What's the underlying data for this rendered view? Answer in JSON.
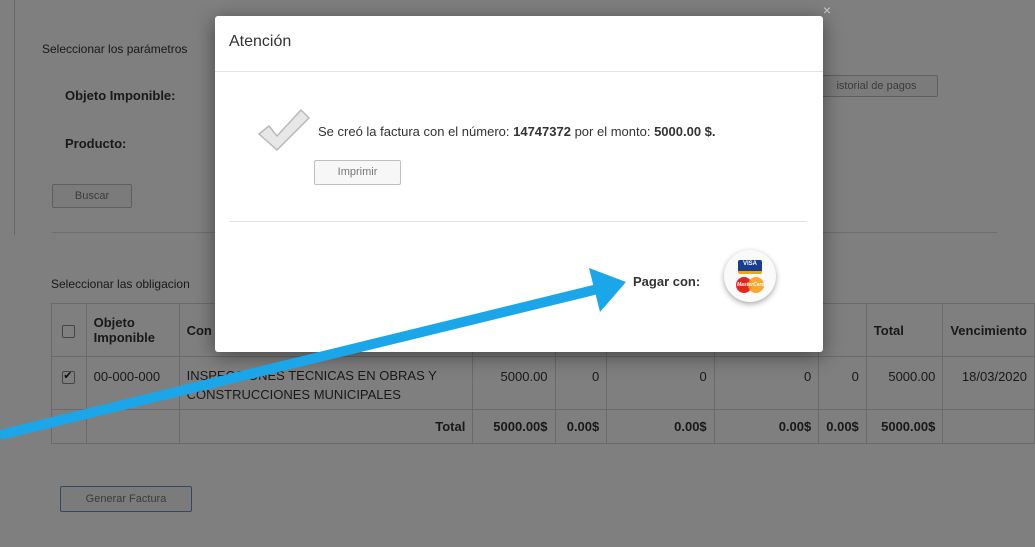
{
  "background": {
    "params_label": "Seleccionar los parámetros",
    "objeto_label": "Objeto Imponible:",
    "producto_label": "Producto:",
    "buscar_button": "Buscar",
    "historial_button": "istorial de pagos",
    "obligaciones_label": "Seleccionar las obligacion",
    "generar_button": "Generar Factura",
    "table": {
      "headers": [
        "Objeto Imponible",
        "Con",
        "Total",
        "Vencimiento"
      ],
      "row": {
        "objeto": "00-000-000",
        "concepto": "INSPECCIONES TECNICAS EN OBRAS Y CONSTRUCCIONES MUNICIPALES",
        "c1": "5000.00",
        "c2": "0",
        "c3": "0",
        "c4": "0",
        "c5": "0",
        "total": "5000.00",
        "vencimiento": "18/03/2020"
      },
      "totals": {
        "label": "Total",
        "c1": "5000.00$",
        "c2": "0.00$",
        "c3": "0.00$",
        "c4": "0.00$",
        "c5": "0.00$",
        "total": "5000.00$"
      }
    }
  },
  "modal": {
    "title": "Atención",
    "message_prefix": "Se creó la factura con el número: ",
    "invoice_number": "14747372",
    "message_middle": " por el monto: ",
    "amount": "5000.00 $.",
    "print_button": "Imprimir",
    "pay_label": "Pagar con:",
    "visa_text": "VISA",
    "mastercard_text": "MasterCard",
    "close_glyph": "×"
  },
  "colors": {
    "arrow": "#1aa6e8",
    "overlay": "rgba(0,0,0,0.5)"
  }
}
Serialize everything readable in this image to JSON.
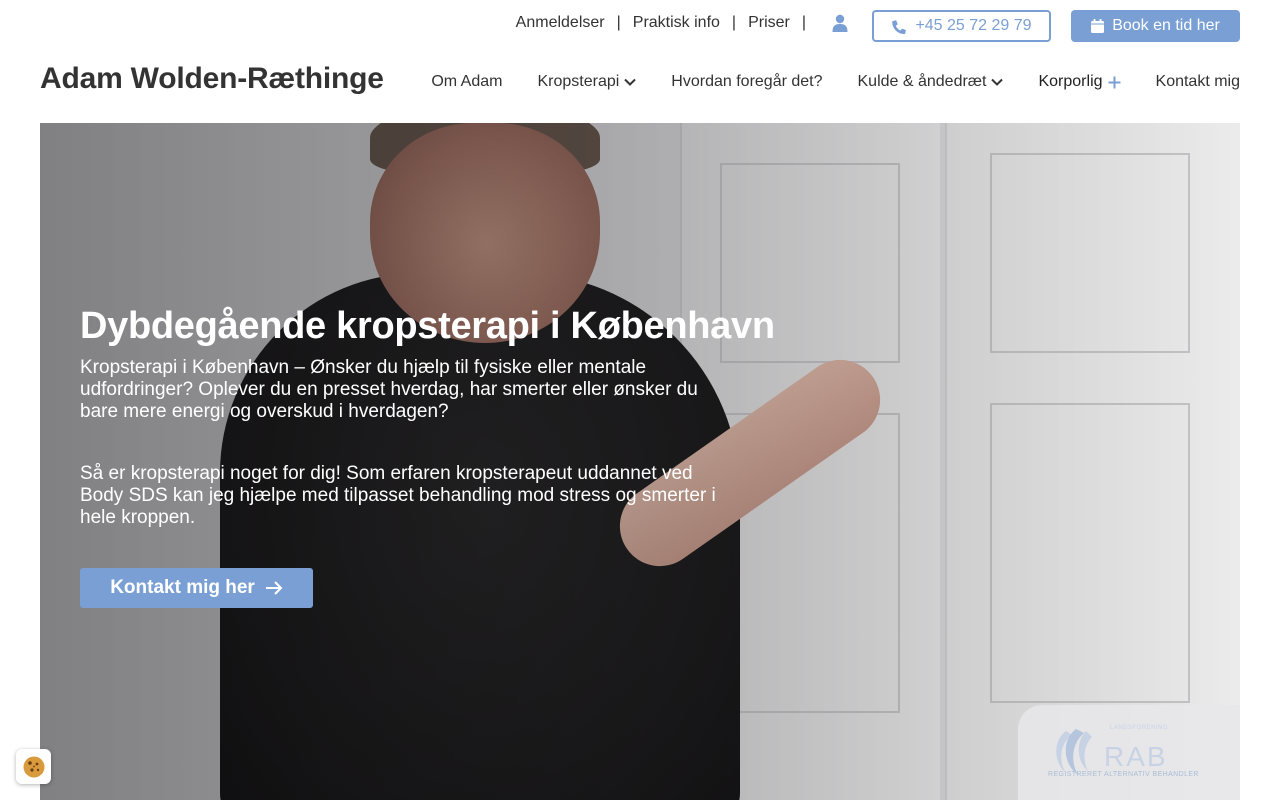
{
  "topbar": {
    "links": [
      "Anmeldelser",
      "Praktisk info",
      "Priser"
    ],
    "phone_label": "+45 25 72 29 79",
    "book_label": "Book en tid her"
  },
  "header": {
    "logo": "Adam Wolden-Ræthinge",
    "nav": [
      {
        "label": "Om Adam",
        "dropdown": false
      },
      {
        "label": "Kropsterapi",
        "dropdown": true
      },
      {
        "label": "Hvordan foregår det?",
        "dropdown": false
      },
      {
        "label": "Kulde & åndedræt",
        "dropdown": true
      },
      {
        "label": "Korporlig",
        "dropdown": "plus"
      },
      {
        "label": "Kontakt mig",
        "dropdown": false
      }
    ]
  },
  "hero": {
    "title": "Dybdegående kropsterapi i København",
    "paragraph1": "Kropsterapi i København – Ønsker du hjælp til fysiske eller mentale udfordringer? Oplever du en presset hverdag, har smerter eller ønsker du bare mere energi og overskud i hverdagen?",
    "paragraph2": "Så er kropsterapi noget for dig! Som erfaren kropsterapeut uddannet ved Body SDS kan jeg hjælpe med tilpasset behandling mod stress og smerter i hele kroppen.",
    "cta_label": "Kontakt mig her"
  },
  "badge": {
    "title": "RAB",
    "small": "LANDSFORENING",
    "subtitle": "REGISTRERET ALTERNATIV BEHANDLER"
  },
  "colors": {
    "accent": "#7a9fd4",
    "text": "#333333",
    "white": "#ffffff"
  },
  "icons": {
    "user": "user-icon",
    "phone": "phone-icon",
    "calendar": "calendar-icon",
    "arrow": "arrow-right-icon",
    "chevron": "chevron-down-icon",
    "plus": "plus-icon",
    "cookie": "cookie-icon"
  }
}
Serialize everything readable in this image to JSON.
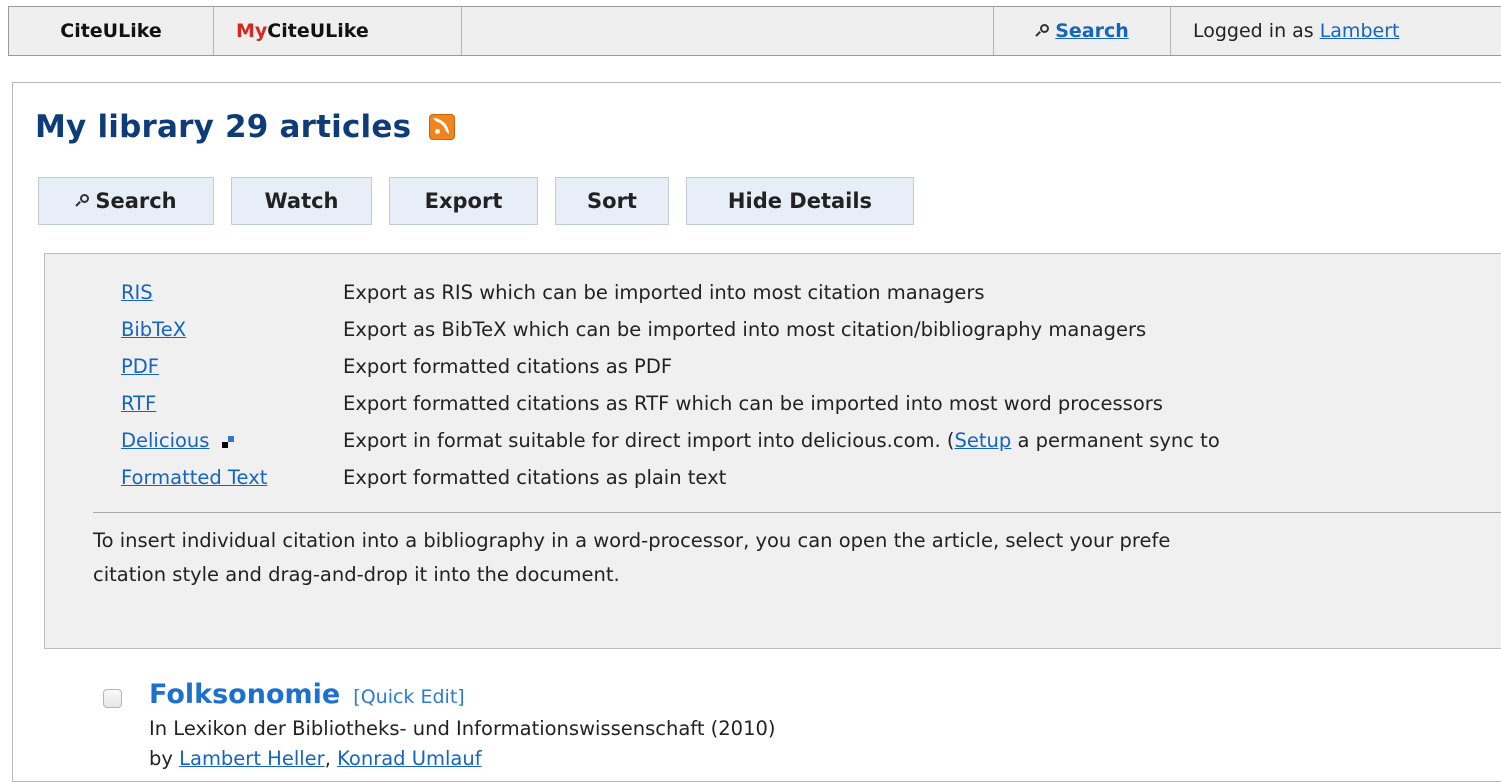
{
  "nav": {
    "brand": "CiteULike",
    "my_prefix": "My",
    "my_suffix": "CiteULike",
    "search_label": "Search",
    "logged_in_text": "Logged in as",
    "user": "Lambert"
  },
  "page": {
    "title": "My library 29 articles"
  },
  "toolbar": {
    "search": "Search",
    "watch": "Watch",
    "export": "Export",
    "sort": "Sort",
    "hide_details": "Hide Details"
  },
  "export": {
    "formats": [
      {
        "name": "RIS",
        "description": "Export as RIS which can be imported into most citation managers"
      },
      {
        "name": "BibTeX",
        "description": "Export as BibTeX which can be imported into most citation/bibliography managers"
      },
      {
        "name": "PDF",
        "description": "Export formatted citations as PDF"
      },
      {
        "name": "RTF",
        "description": "Export formatted citations as RTF which can be imported into most word processors"
      },
      {
        "name": "Delicious",
        "description_pre": "Export in format suitable for direct import into delicious.com. (",
        "setup_link": "Setup",
        "description_post": " a permanent sync to"
      },
      {
        "name": "Formatted Text",
        "description": "Export formatted citations as plain text"
      }
    ],
    "note_line1": "To insert individual citation into a bibliography in a word-processor, you can open the article, select your prefe",
    "note_line2": "citation style and drag-and-drop it into the document."
  },
  "articles": [
    {
      "title": "Folksonomie",
      "quick_edit": "[Quick Edit]",
      "source": "In Lexikon der Bibliotheks- und Informationswissenschaft (2010)",
      "by": "by",
      "authors": [
        "Lambert Heller",
        "Konrad Umlauf"
      ]
    }
  ],
  "icons": {
    "search": "magnifier-icon",
    "rss": "rss-feed-icon",
    "delicious": "delicious-icon"
  },
  "colors": {
    "title": "#0d3c78",
    "link": "#1565c0",
    "my_accent": "#d2281e",
    "button_bg": "#e8eef8",
    "rss": "#f0841f"
  }
}
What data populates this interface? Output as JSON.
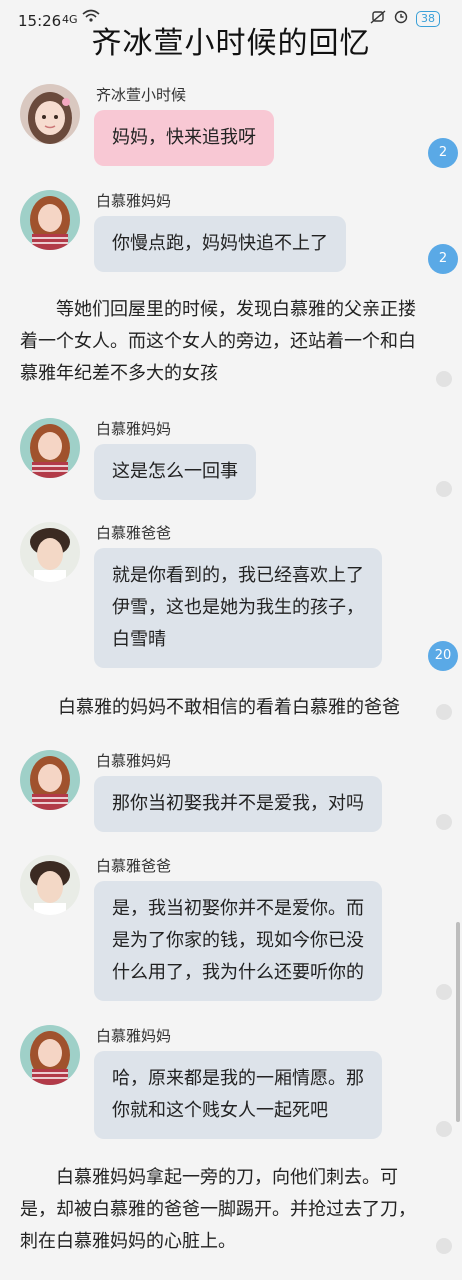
{
  "status": {
    "time": "15:26",
    "signal": "4G",
    "battery": "38"
  },
  "title": "齐冰萱小时候的回忆",
  "messages": [
    {
      "name": "齐冰萱小时候",
      "text": "妈妈，快来追我呀"
    },
    {
      "name": "白慕雅妈妈",
      "text": "你慢点跑，妈妈快追不上了"
    },
    {
      "name": "白慕雅妈妈",
      "text": "这是怎么一回事"
    },
    {
      "name": "白慕雅爸爸",
      "lines": [
        "就是你看到的，我已经喜欢上了",
        "伊雪，这也是她为我生的孩子，",
        "白雪晴"
      ]
    },
    {
      "name": "白慕雅妈妈",
      "text": "那你当初娶我并不是爱我，对吗"
    },
    {
      "name": "白慕雅爸爸",
      "lines": [
        "是，我当初娶你并不是爱你。而",
        "是为了你家的钱，现如今你已没",
        "什么用了，我为什么还要听你的"
      ]
    },
    {
      "name": "白慕雅妈妈",
      "lines": [
        "哈，原来都是我的一厢情愿。那",
        "你就和这个贱女人一起死吧"
      ]
    }
  ],
  "narrations": [
    "等她们回屋里的时候，发现白慕雅的父亲正搂着一个女人。而这个女人的旁边，还站着一个和白慕雅年纪差不多大的女孩",
    "白慕雅的妈妈不敢相信的看着白慕雅的爸爸",
    "白慕雅妈妈拿起一旁的刀，向他们刺去。可是，却被白慕雅的爸爸一脚踢开。并抢过去了刀，刺在白慕雅妈妈的心脏上。"
  ],
  "counters": [
    "2",
    "2",
    "20"
  ],
  "icons": {
    "avatar_child": "girl-avatar-icon",
    "avatar_mom": "mom-avatar-icon",
    "avatar_dad": "dad-avatar-icon"
  }
}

══════════

- [Exercise details]:
Copy each line of the entries that includes the word "What".

- [The solution]:
What's the underlying data for this rendered view? Answer in JSON.
What data populates this interface? Output as JSON.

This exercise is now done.